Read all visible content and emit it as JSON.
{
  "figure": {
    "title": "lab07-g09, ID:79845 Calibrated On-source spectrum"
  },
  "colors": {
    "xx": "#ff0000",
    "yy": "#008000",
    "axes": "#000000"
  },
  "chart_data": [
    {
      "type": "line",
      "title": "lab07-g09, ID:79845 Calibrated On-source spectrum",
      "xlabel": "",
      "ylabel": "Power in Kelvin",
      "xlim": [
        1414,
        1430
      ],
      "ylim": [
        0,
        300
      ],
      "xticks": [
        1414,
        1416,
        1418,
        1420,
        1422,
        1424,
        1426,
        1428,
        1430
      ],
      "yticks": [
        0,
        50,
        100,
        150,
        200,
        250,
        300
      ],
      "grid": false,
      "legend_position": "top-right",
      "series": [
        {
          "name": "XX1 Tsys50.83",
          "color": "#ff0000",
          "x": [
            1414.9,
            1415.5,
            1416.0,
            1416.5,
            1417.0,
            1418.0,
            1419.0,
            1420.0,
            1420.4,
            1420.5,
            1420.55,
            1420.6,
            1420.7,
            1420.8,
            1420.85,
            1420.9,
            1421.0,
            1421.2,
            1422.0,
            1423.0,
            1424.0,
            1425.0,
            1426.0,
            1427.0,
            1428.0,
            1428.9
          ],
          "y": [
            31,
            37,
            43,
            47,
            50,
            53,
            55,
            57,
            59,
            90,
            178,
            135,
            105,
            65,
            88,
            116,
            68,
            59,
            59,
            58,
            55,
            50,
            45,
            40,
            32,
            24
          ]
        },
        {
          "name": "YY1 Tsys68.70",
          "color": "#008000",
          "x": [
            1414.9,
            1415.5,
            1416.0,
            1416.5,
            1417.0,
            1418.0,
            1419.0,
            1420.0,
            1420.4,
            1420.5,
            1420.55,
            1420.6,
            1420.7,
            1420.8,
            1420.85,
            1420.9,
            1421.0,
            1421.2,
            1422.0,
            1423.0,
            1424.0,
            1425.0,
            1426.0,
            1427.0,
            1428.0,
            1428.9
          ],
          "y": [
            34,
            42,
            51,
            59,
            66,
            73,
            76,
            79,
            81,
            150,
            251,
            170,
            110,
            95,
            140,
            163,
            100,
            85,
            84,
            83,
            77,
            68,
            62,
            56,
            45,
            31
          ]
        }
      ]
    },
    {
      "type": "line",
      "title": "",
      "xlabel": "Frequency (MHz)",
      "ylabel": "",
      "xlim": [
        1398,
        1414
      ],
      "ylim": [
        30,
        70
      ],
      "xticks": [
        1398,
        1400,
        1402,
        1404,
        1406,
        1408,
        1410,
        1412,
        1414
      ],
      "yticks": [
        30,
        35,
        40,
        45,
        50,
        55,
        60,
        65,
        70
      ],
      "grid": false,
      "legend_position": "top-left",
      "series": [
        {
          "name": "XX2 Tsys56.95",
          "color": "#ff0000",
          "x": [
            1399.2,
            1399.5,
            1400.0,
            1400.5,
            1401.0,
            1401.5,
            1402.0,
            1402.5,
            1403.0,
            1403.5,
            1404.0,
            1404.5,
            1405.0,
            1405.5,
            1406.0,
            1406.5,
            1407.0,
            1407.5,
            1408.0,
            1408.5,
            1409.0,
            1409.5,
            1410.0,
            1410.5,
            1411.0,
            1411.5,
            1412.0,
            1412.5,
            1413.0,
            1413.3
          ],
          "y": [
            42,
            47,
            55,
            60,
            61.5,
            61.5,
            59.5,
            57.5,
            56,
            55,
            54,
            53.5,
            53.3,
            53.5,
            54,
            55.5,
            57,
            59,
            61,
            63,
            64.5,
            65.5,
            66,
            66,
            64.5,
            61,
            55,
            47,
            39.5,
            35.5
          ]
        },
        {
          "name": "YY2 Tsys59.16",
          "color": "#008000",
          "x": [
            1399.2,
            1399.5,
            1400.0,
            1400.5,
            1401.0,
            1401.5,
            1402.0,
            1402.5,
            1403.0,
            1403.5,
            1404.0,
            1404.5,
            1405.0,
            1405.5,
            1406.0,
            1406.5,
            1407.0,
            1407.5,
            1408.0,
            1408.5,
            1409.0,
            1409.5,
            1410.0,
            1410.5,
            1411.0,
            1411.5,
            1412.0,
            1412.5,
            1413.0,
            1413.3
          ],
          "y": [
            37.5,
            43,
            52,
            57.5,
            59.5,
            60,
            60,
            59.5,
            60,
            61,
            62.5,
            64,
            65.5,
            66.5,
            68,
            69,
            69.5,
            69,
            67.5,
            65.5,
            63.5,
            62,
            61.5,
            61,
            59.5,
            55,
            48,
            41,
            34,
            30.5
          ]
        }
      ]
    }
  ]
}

#####

**EXERCISE DESCRIPTION**
Write out every entry verbatim.

**THE OUTPUT**
Read all visible content and emit it as JSON.
{
  "figure": {
    "title": "lab07-g09, ID:79845 Calibrated On-source spectrum"
  },
  "colors": {
    "xx": "#ff0000",
    "yy": "#008000",
    "axes": "#000000"
  },
  "chart_data": [
    {
      "type": "line",
      "title": "lab07-g09, ID:79845 Calibrated On-source spectrum",
      "xlabel": "",
      "ylabel": "Power in Kelvin",
      "xlim": [
        1414,
        1430
      ],
      "ylim": [
        0,
        300
      ],
      "xticks": [
        1414,
        1416,
        1418,
        1420,
        1422,
        1424,
        1426,
        1428,
        1430
      ],
      "yticks": [
        0,
        50,
        100,
        150,
        200,
        250,
        300
      ],
      "grid": false,
      "legend_position": "top-right",
      "series": [
        {
          "name": "XX1 Tsys50.83",
          "color": "#ff0000",
          "x": [
            1414.9,
            1415.5,
            1416.0,
            1416.5,
            1417.0,
            1418.0,
            1419.0,
            1420.0,
            1420.4,
            1420.5,
            1420.55,
            1420.6,
            1420.7,
            1420.8,
            1420.85,
            1420.9,
            1421.0,
            1421.2,
            1422.0,
            1423.0,
            1424.0,
            1425.0,
            1426.0,
            1427.0,
            1428.0,
            1428.9
          ],
          "y": [
            31,
            37,
            43,
            47,
            50,
            53,
            55,
            57,
            59,
            90,
            178,
            135,
            105,
            65,
            88,
            116,
            68,
            59,
            59,
            58,
            55,
            50,
            45,
            40,
            32,
            24
          ]
        },
        {
          "name": "YY1 Tsys68.70",
          "color": "#008000",
          "x": [
            1414.9,
            1415.5,
            1416.0,
            1416.5,
            1417.0,
            1418.0,
            1419.0,
            1420.0,
            1420.4,
            1420.5,
            1420.55,
            1420.6,
            1420.7,
            1420.8,
            1420.85,
            1420.9,
            1421.0,
            1421.2,
            1422.0,
            1423.0,
            1424.0,
            1425.0,
            1426.0,
            1427.0,
            1428.0,
            1428.9
          ],
          "y": [
            34,
            42,
            51,
            59,
            66,
            73,
            76,
            79,
            81,
            150,
            251,
            170,
            110,
            95,
            140,
            163,
            100,
            85,
            84,
            83,
            77,
            68,
            62,
            56,
            45,
            31
          ]
        }
      ]
    },
    {
      "type": "line",
      "title": "",
      "xlabel": "Frequency (MHz)",
      "ylabel": "",
      "xlim": [
        1398,
        1414
      ],
      "ylim": [
        30,
        70
      ],
      "xticks": [
        1398,
        1400,
        1402,
        1404,
        1406,
        1408,
        1410,
        1412,
        1414
      ],
      "yticks": [
        30,
        35,
        40,
        45,
        50,
        55,
        60,
        65,
        70
      ],
      "grid": false,
      "legend_position": "top-left",
      "series": [
        {
          "name": "XX2 Tsys56.95",
          "color": "#ff0000",
          "x": [
            1399.2,
            1399.5,
            1400.0,
            1400.5,
            1401.0,
            1401.5,
            1402.0,
            1402.5,
            1403.0,
            1403.5,
            1404.0,
            1404.5,
            1405.0,
            1405.5,
            1406.0,
            1406.5,
            1407.0,
            1407.5,
            1408.0,
            1408.5,
            1409.0,
            1409.5,
            1410.0,
            1410.5,
            1411.0,
            1411.5,
            1412.0,
            1412.5,
            1413.0,
            1413.3
          ],
          "y": [
            42,
            47,
            55,
            60,
            61.5,
            61.5,
            59.5,
            57.5,
            56,
            55,
            54,
            53.5,
            53.3,
            53.5,
            54,
            55.5,
            57,
            59,
            61,
            63,
            64.5,
            65.5,
            66,
            66,
            64.5,
            61,
            55,
            47,
            39.5,
            35.5
          ]
        },
        {
          "name": "YY2 Tsys59.16",
          "color": "#008000",
          "x": [
            1399.2,
            1399.5,
            1400.0,
            1400.5,
            1401.0,
            1401.5,
            1402.0,
            1402.5,
            1403.0,
            1403.5,
            1404.0,
            1404.5,
            1405.0,
            1405.5,
            1406.0,
            1406.5,
            1407.0,
            1407.5,
            1408.0,
            1408.5,
            1409.0,
            1409.5,
            1410.0,
            1410.5,
            1411.0,
            1411.5,
            1412.0,
            1412.5,
            1413.0,
            1413.3
          ],
          "y": [
            37.5,
            43,
            52,
            57.5,
            59.5,
            60,
            60,
            59.5,
            60,
            61,
            62.5,
            64,
            65.5,
            66.5,
            68,
            69,
            69.5,
            69,
            67.5,
            65.5,
            63.5,
            62,
            61.5,
            61,
            59.5,
            55,
            48,
            41,
            34,
            30.5
          ]
        }
      ]
    }
  ]
}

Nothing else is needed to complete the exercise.